__Consigna__. Reproduzca textualmente las filas, comenzando por la que contiene "q14-answer-a[interactable]: A．①② [196, 507, 273, 531]" y terminando con la que contiene "q15-line-3: 批果酒酒精度和感官评分的变化，具体情况见下图。 [113, 654, 585, 678]", ambas incluidas.

__Filas de datos__.
###
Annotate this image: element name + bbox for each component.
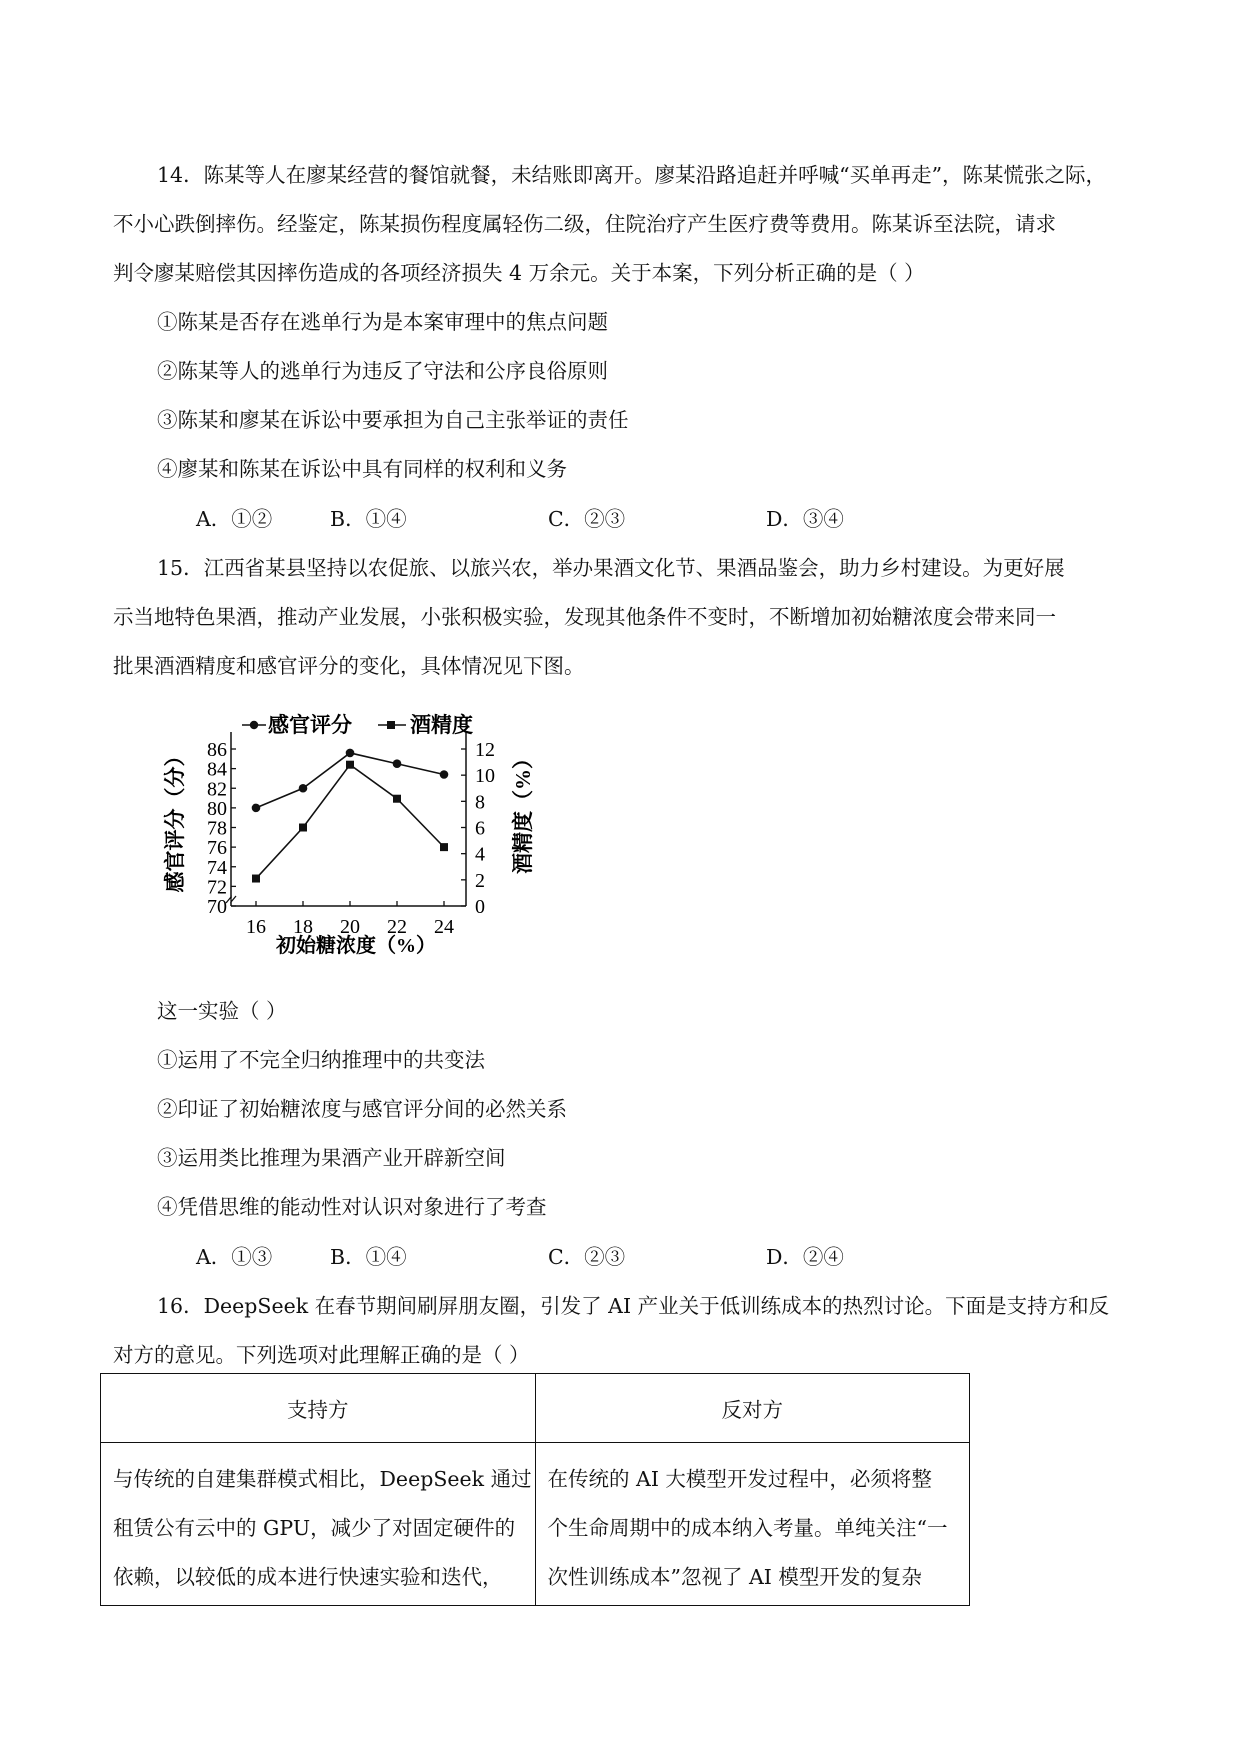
q14-answer-a[interactable]: A．①② [196, 507, 273, 531]
oppose-cell [535, 1443, 970, 1606]
legend-marker-circle [250, 721, 258, 729]
q14-option-3: ③陈某和廖某在诉讼中要承担为自己主张举证的责任 [157, 408, 629, 432]
left-tick-label: 76 [207, 837, 227, 860]
right-tick-label: 10 [475, 765, 495, 788]
oppose-text-line: 在传统的 AI 大模型开发过程中，必须将整 [547, 1467, 932, 1491]
right-axis-title: 酒精度（%） [511, 748, 535, 874]
score-point [440, 770, 449, 779]
q15-line-3: 批果酒酒精度和感官评分的变化，具体情况见下图。 [113, 654, 585, 678]
q14-answer-b[interactable]: B．①④ [330, 507, 407, 531]
q15-answer-d[interactable]: D．②④ [766, 1245, 844, 1269]
q15-line-2: 示当地特色果酒，推动产业发展，小张积极实验，发现其他条件不变时，不断增加初始糖浓度会带来同一 [113, 605, 1056, 629]
oppose-text-line: 次性训练成本”忽视了 AI 模型开发的复杂 [547, 1565, 922, 1589]
score-point [252, 804, 261, 813]
q15-option-1: ①运用了不完全归纳推理中的共变法 [157, 1048, 485, 1072]
q14-line-2: 不小心跌倒摔伤。经鉴定，陈某损伤程度属轻伤二级，住院治疗产生医疗费等费用。陈某诉至法院，请求 [113, 212, 1056, 236]
q14-option-2: ②陈某等人的逃单行为违反了守法和公序良俗原则 [157, 359, 608, 383]
score-point [393, 759, 402, 768]
q14-answer-c[interactable]: C．②③ [548, 507, 626, 531]
alcohol-point [299, 824, 307, 832]
q14-option-1: ①陈某是否存在逃单行为是本案审理中的焦点问题 [157, 310, 608, 334]
alcohol-series-line [256, 765, 444, 879]
oppose-text-line: 个生命周期中的成本纳入考量。单纯关注“一 [547, 1516, 948, 1540]
legend-marker-square [387, 721, 395, 729]
support-text-line: 租赁公有云中的 GPU，减少了对固定硬件的 [113, 1516, 516, 1540]
legend [242, 713, 473, 737]
left-tick-label: 74 [207, 856, 227, 879]
legend-label-alcohol: 酒精度 [410, 713, 473, 737]
q15-option-2: ②印证了初始糖浓度与感官评分间的必然关系 [157, 1097, 567, 1121]
table-header-row [101, 1374, 970, 1443]
legend-label-score: 感官评分 [268, 713, 352, 737]
q15-answer-c[interactable]: C．②③ [548, 1245, 626, 1269]
table-header-oppose: 反对方 [535, 1374, 970, 1443]
right-tick-label: 4 [475, 843, 485, 866]
q15-stem: 这一实验（ ） [157, 999, 287, 1023]
support-text-line: 依赖，以较低的成本进行快速实验和迭代， [113, 1565, 503, 1589]
right-tick-label: 2 [475, 869, 485, 892]
q16-line-1: 16．DeepSeek 在春节期间刷屏朋友圈，引发了 AI 产业关于低训练成本的热烈讨论。下面是支持方和反 [157, 1294, 1110, 1318]
alcohol-point [252, 875, 260, 883]
right-tick-label: 12 [475, 739, 495, 761]
left-tick-label: 86 [207, 739, 227, 761]
support-cell [101, 1443, 536, 1606]
q15-answer-b[interactable]: B．①④ [330, 1245, 407, 1269]
alcohol-point [346, 761, 354, 769]
table-row [101, 1443, 970, 1606]
left-tick-label: 70 [207, 896, 227, 918]
left-tick-label: 78 [207, 817, 227, 840]
score-point [299, 784, 308, 793]
x-tick-label: 16 [246, 916, 266, 938]
q15-answer-a[interactable]: A．①③ [196, 1245, 273, 1269]
left-axis-title: 感官评分（分） [163, 745, 187, 893]
q15-line-1: 15．江西省某县坚持以农促旅、以旅兴农，举办果酒文化节、果酒品鉴会，助力乡村建设。为更好展 [157, 556, 1065, 580]
alcohol-point [393, 795, 401, 803]
score-point [346, 749, 355, 758]
q14-line-1: 14．陈某等人在廖某经营的餐馆就餐，未结账即离开。廖某沿路追赶并呼喊“买单再走”，陈某慌张之际， [157, 163, 1107, 187]
axis-break-mark [226, 896, 236, 903]
q15-option-3: ③运用类比推理为果酒产业开辟新空间 [157, 1146, 506, 1170]
x-tick-label: 18 [293, 916, 313, 938]
alcohol-point [440, 843, 448, 851]
support-text-line: 与传统的自建集群模式相比，DeepSeek 通过 [113, 1467, 532, 1491]
q16-line-2: 对方的意见。下列选项对此理解正确的是（ ） [113, 1343, 530, 1367]
right-tick-label: 0 [475, 896, 485, 918]
chart [160, 700, 540, 970]
right-tick-label: 8 [475, 791, 485, 814]
left-tick-label: 80 [207, 797, 227, 820]
x-axis-title: 初始糖浓度（%） [276, 935, 436, 957]
opinion-table [100, 1373, 970, 1606]
x-tick-label: 24 [434, 916, 454, 938]
table-header-support: 支持方 [101, 1374, 536, 1443]
x-tick-label: 22 [387, 916, 407, 938]
x-tick-label: 20 [340, 916, 360, 938]
q14-option-4: ④廖某和陈某在诉讼中具有同样的权利和义务 [157, 457, 567, 481]
q14-answer-d[interactable]: D．③④ [766, 507, 844, 531]
q15-option-4: ④凭借思维的能动性对认识对象进行了考查 [157, 1195, 547, 1219]
q14-line-3: 判令廖某赔偿其因摔伤造成的各项经济损失 4 万余元。关于本案，下列分析正确的是（ ） [113, 261, 925, 285]
left-tick-label: 82 [207, 778, 227, 801]
left-tick-label: 84 [207, 758, 227, 781]
left-tick-label: 72 [207, 876, 227, 899]
right-tick-label: 6 [475, 817, 485, 840]
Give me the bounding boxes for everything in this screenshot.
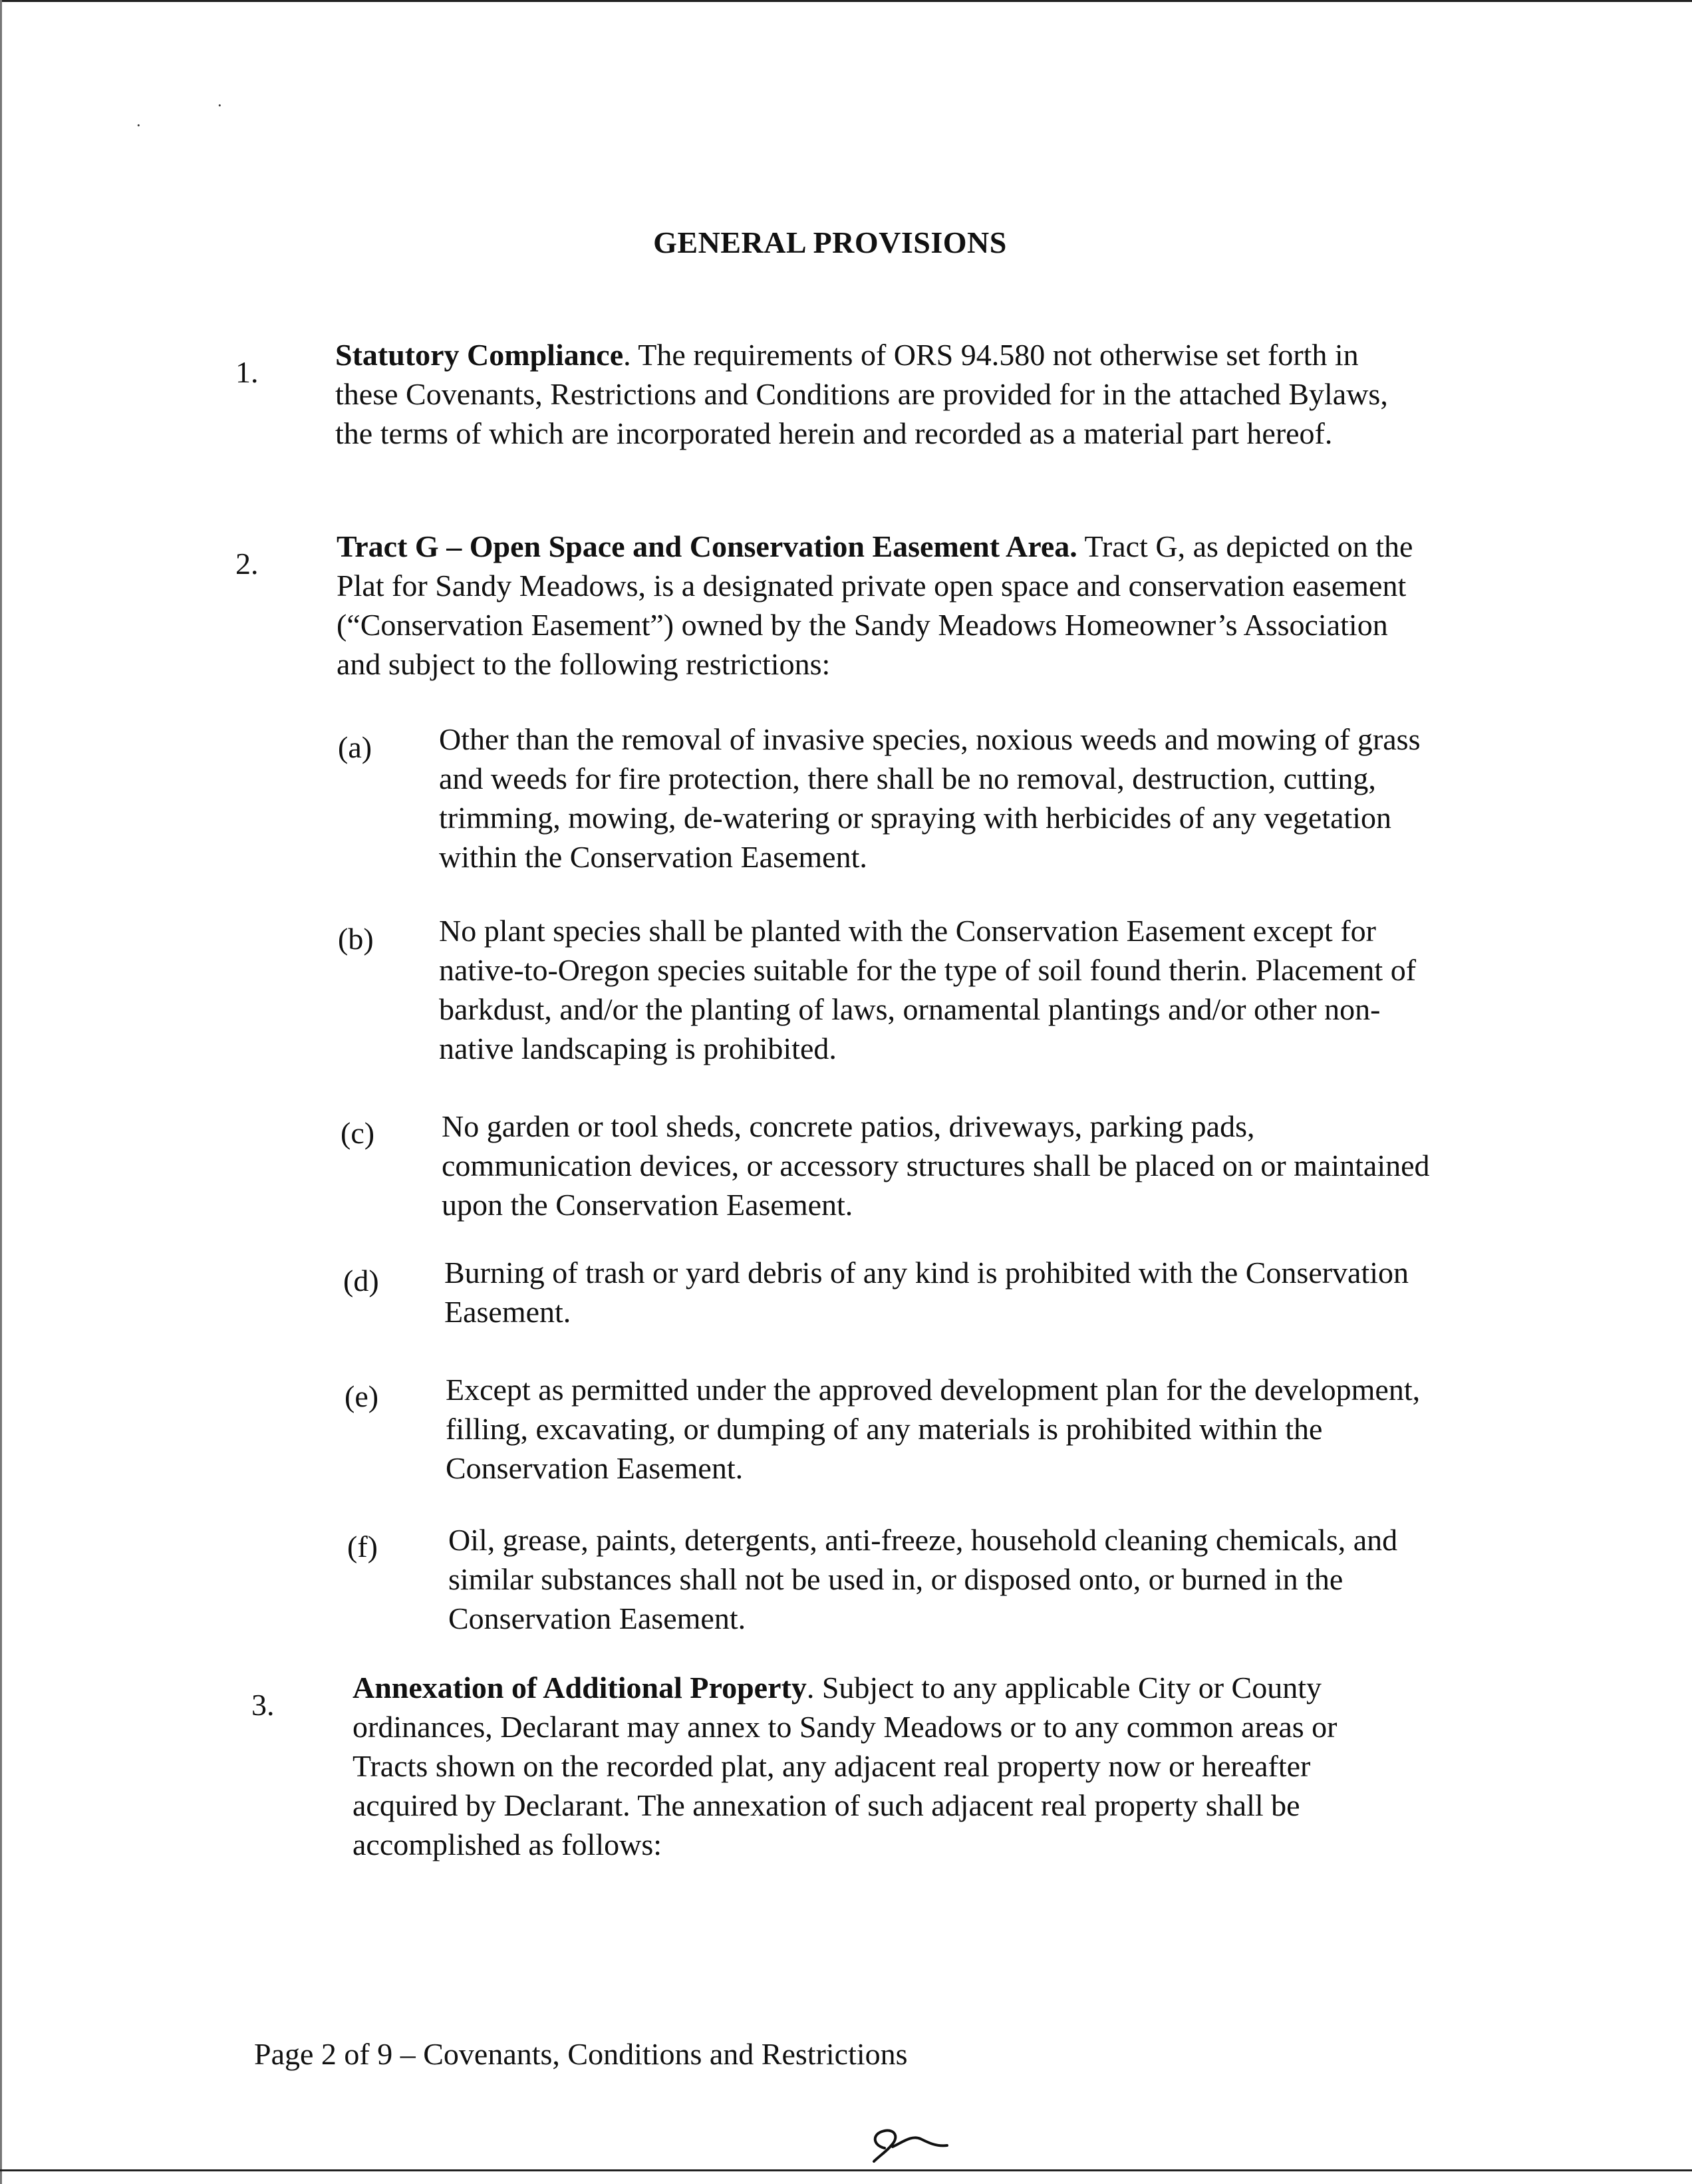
handwritten-initials <box>865 2116 951 2169</box>
item-text: . Subject to any applicable City or County ordinances, Declarant may annex to Sandy Meadows or to any common areas or Tracts shown on the recorded plat, any adjacent real property now or hereafter acquired by Declarant. The annexation of such adjacent real property shall be accomplished as follows: <box>352 1671 1338 1861</box>
item-text: Tract G, as depicted on the Plat for Sandy Meadows, is a designated private open space and conservation easement (“Conservation Easement”) owned by the Sandy Meadows Homeowner’s Association and subject to the following restrictions: <box>337 529 1413 681</box>
item-number: 2. <box>235 547 259 581</box>
restriction-text: Except as permitted under the approved development plan for the development, filling, excavating, or dumping of any materials is prohibited within the Conservation Easement. <box>446 1373 1421 1485</box>
restriction-letter: (f) <box>347 1530 378 1564</box>
item-body <box>337 527 1427 684</box>
restriction-letter: (e) <box>345 1379 379 1413</box>
restriction-letter: (a) <box>338 730 372 764</box>
item-text: . The requirements of ORS 94.580 not otherwise set forth in these Covenants, Restrictions and Conditions are provided for in the attached Bylaws, the terms of which are incorporated herein and recorded as a material part hereof. <box>335 338 1388 450</box>
item-heading: Statutory Compliance <box>335 338 624 372</box>
restriction-text: No plant species shall be planted with the Conservation Easement except for native-to-Oregon species suitable for the type of soil found therin. Placement of barkdust, and/or the planting of laws, ornamental plantings and/or other non-native landscaping is prohibited. <box>439 914 1417 1065</box>
restriction-letter: (d) <box>343 1264 379 1297</box>
restriction-text: Oil, grease, paints, detergents, anti-freeze, household cleaning chemicals, and similar substances shall not be used in, or disposed onto, or burned in the Conservation Easement. <box>448 1523 1398 1635</box>
restriction-text: Burning of trash or yard debris of any kind is prohibited with the Conservation Easement. <box>444 1256 1409 1329</box>
restriction-letter: (c) <box>341 1116 375 1150</box>
restriction-text: No garden or tool sheds, concrete patios, driveways, parking pads, communication devices, or accessory structures shall be placed on or maintained upon the Conservation Easement. <box>442 1109 1430 1222</box>
item-heading: Tract G – Open Space and Conservation Easement Area. <box>337 529 1077 563</box>
page-title: GENERAL PROVISIONS <box>653 225 1007 259</box>
item-body <box>352 1668 1417 1864</box>
item-body <box>335 335 1426 453</box>
scan-speck: · <box>217 96 223 115</box>
restriction-letter: (b) <box>338 922 374 956</box>
scan-speck: · <box>136 116 142 135</box>
item-heading: Annexation of Additional Property <box>352 1671 807 1705</box>
page-footer: Page 2 of 9 – Covenants, Conditions and Restrictions <box>254 2037 908 2071</box>
item-number: 1. <box>235 355 259 389</box>
restriction-text: Other than the removal of invasive species, noxious weeds and mowing of grass and weeds for fire protection, there shall be no removal, destruction, cutting, trimming, mowing, de-watering or spraying with herbicides of any vegetation within the Conservation Easement. <box>439 722 1421 874</box>
scan-left-edge <box>0 0 2 2184</box>
scan-top-edge <box>0 0 1692 2</box>
scan-bottom-edge <box>0 2169 1692 2171</box>
item-number: 3. <box>251 1688 275 1722</box>
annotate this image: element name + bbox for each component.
###
__Respuesta__.
q14-answer-a[interactable]: A．①② [196, 507, 273, 531]
oppose-cell [535, 1443, 970, 1606]
legend-marker-circle [250, 721, 258, 729]
q14-option-3: ③陈某和廖某在诉讼中要承担为自己主张举证的责任 [157, 408, 629, 432]
left-tick-label: 76 [207, 837, 227, 860]
right-tick-label: 10 [475, 765, 495, 788]
oppose-text-line: 在传统的 AI 大模型开发过程中，必须将整 [547, 1467, 932, 1491]
right-axis-title: 酒精度（%） [511, 748, 535, 874]
score-point [440, 770, 449, 779]
q15-line-3: 批果酒酒精度和感官评分的变化，具体情况见下图。 [113, 654, 585, 678]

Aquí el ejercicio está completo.